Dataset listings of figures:
——————————
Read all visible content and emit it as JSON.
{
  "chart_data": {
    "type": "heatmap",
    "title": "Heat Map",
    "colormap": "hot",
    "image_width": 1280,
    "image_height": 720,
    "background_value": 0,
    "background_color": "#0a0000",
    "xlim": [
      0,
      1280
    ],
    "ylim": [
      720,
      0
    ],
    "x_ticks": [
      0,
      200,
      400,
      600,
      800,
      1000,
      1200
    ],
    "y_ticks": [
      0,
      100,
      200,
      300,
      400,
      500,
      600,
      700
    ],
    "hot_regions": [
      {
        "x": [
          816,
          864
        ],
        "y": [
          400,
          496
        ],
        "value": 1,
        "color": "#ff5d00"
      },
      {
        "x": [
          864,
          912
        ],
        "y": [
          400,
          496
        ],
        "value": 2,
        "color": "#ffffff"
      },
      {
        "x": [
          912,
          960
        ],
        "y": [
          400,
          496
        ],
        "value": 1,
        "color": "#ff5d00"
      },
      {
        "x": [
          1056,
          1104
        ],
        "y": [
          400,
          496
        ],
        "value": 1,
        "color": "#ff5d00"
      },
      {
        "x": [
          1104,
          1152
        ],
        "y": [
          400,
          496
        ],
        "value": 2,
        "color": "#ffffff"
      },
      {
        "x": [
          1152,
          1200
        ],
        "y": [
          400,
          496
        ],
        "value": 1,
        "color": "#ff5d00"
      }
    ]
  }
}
——————————
### Objective:
Each line of the material should be duplicated exactly, please.

### The reply:
Read all visible content and emit it as JSON.
{
  "chart_data": {
    "type": "heatmap",
    "title": "Heat Map",
    "colormap": "hot",
    "image_width": 1280,
    "image_height": 720,
    "background_value": 0,
    "background_color": "#0a0000",
    "xlim": [
      0,
      1280
    ],
    "ylim": [
      720,
      0
    ],
    "x_ticks": [
      0,
      200,
      400,
      600,
      800,
      1000,
      1200
    ],
    "y_ticks": [
      0,
      100,
      200,
      300,
      400,
      500,
      600,
      700
    ],
    "hot_regions": [
      {
        "x": [
          816,
          864
        ],
        "y": [
          400,
          496
        ],
        "value": 1,
        "color": "#ff5d00"
      },
      {
        "x": [
          864,
          912
        ],
        "y": [
          400,
          496
        ],
        "value": 2,
        "color": "#ffffff"
      },
      {
        "x": [
          912,
          960
        ],
        "y": [
          400,
          496
        ],
        "value": 1,
        "color": "#ff5d00"
      },
      {
        "x": [
          1056,
          1104
        ],
        "y": [
          400,
          496
        ],
        "value": 1,
        "color": "#ff5d00"
      },
      {
        "x": [
          1104,
          1152
        ],
        "y": [
          400,
          496
        ],
        "value": 2,
        "color": "#ffffff"
      },
      {
        "x": [
          1152,
          1200
        ],
        "y": [
          400,
          496
        ],
        "value": 1,
        "color": "#ff5d00"
      }
    ]
  }
}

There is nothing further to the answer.